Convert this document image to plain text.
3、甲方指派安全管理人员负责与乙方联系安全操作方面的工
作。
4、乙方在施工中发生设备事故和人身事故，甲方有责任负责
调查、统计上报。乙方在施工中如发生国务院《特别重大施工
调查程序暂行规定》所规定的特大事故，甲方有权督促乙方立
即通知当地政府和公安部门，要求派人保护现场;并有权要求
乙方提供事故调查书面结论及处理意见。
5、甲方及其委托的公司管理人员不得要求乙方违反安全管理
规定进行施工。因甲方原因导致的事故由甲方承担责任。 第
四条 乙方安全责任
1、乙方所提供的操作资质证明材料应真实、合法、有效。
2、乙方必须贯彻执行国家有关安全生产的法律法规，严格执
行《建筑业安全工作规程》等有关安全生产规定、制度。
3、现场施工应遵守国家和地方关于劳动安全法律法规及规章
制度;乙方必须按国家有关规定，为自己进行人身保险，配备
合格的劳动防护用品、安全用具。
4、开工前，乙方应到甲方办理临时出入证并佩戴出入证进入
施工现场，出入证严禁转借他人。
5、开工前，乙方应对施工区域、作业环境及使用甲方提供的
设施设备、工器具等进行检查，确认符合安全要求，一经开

= = =

■ **WHAT IS ASKED**
Transcribe each entry exactly.

■ **ANSWER TO THIS PROBLEM**
Convert this document image to plain text.
3、甲方指派安全管理人员负责与乙方联系安全操作方面的工
作。
4、乙方在施工中发生设备事故和人身事故，甲方有责任负责
调查、统计上报。乙方在施工中如发生国务院《特别重大施工
调查程序暂行规定》所规定的特大事故，甲方有权督促乙方立
即通知当地政府和公安部门，要求派人保护现场;并有权要求
乙方提供事故调查书面结论及处理意见。
5、甲方及其委托的公司管理人员不得要求乙方违反安全管理
规定进行施工。因甲方原因导致的事故由甲方承担责任。 第
四条 乙方安全责任
1、乙方所提供的操作资质证明材料应真实、合法、有效。
2、乙方必须贯彻执行国家有关安全生产的法律法规，严格执
行《建筑业安全工作规程》等有关安全生产规定、制度。
3、现场施工应遵守国家和地方关于劳动安全法律法规及规章
制度;乙方必须按国家有关规定，为自己进行人身保险，配备
合格的劳动防护用品、安全用具。
4、开工前，乙方应到甲方办理临时出入证并佩戴出入证进入
施工现场，出入证严禁转借他人。
5、开工前，乙方应对施工区域、作业环境及使用甲方提供的
设施设备、工器具等进行检查，确认符合安全要求，一经开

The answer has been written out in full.